WHAT YOU SHOULD DO:
Copy the records below exactly, omitting any pictures they contain.

EXERCISE MATERIALS:
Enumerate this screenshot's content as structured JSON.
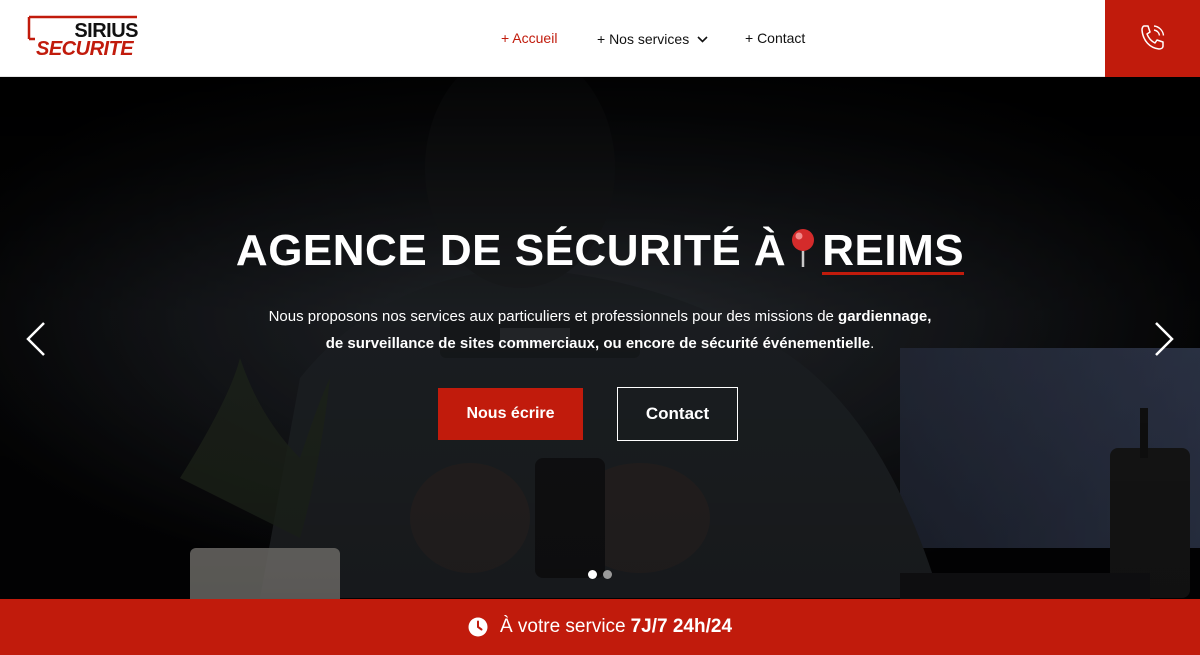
{
  "brand": {
    "line1": "SIRIUS",
    "line2": "SECURITE",
    "accent_color": "#c11b0c"
  },
  "nav": {
    "items": [
      {
        "label": "+ Accueil",
        "active": true
      },
      {
        "label": "+ Nos services",
        "dropdown": true
      },
      {
        "label": "+ Contact"
      }
    ],
    "phone_icon": "phone-call-icon"
  },
  "hero": {
    "title_prefix": "AGENCE DE SÉCURITÉ À",
    "title_city": "REIMS",
    "text_line1_plain": "Nous proposons nos services aux particuliers et professionnels pour des missions de ",
    "text_line1_bold": "gardiennage,",
    "text_line2_bold": "de surveillance de sites commerciaux, ou encore de sécurité événementielle",
    "text_line2_end": ".",
    "primary_button": "Nous écrire",
    "secondary_button": "Contact",
    "slide_count": 2,
    "active_slide": 1
  },
  "bottom_bar": {
    "text": "À votre service",
    "highlight": "7J/7 24h/24",
    "icon": "clock-icon"
  }
}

THE RESPONSE:
Enumerate this screenshot's content as structured JSON.
{
  "brand": {
    "line1": "SIRIUS",
    "line2": "SECURITE",
    "accent_color": "#c11b0c"
  },
  "nav": {
    "items": [
      {
        "label": "+ Accueil",
        "active": true
      },
      {
        "label": "+ Nos services",
        "dropdown": true
      },
      {
        "label": "+ Contact"
      }
    ],
    "phone_icon": "phone-call-icon"
  },
  "hero": {
    "title_prefix": "AGENCE DE SÉCURITÉ À",
    "title_city": "REIMS",
    "text_line1_plain": "Nous proposons nos services aux particuliers et professionnels pour des missions de ",
    "text_line1_bold": "gardiennage,",
    "text_line2_bold": "de surveillance de sites commerciaux, ou encore de sécurité événementielle",
    "text_line2_end": ".",
    "primary_button": "Nous écrire",
    "secondary_button": "Contact",
    "slide_count": 2,
    "active_slide": 1
  },
  "bottom_bar": {
    "text": "À votre service",
    "highlight": "7J/7 24h/24",
    "icon": "clock-icon"
  }
}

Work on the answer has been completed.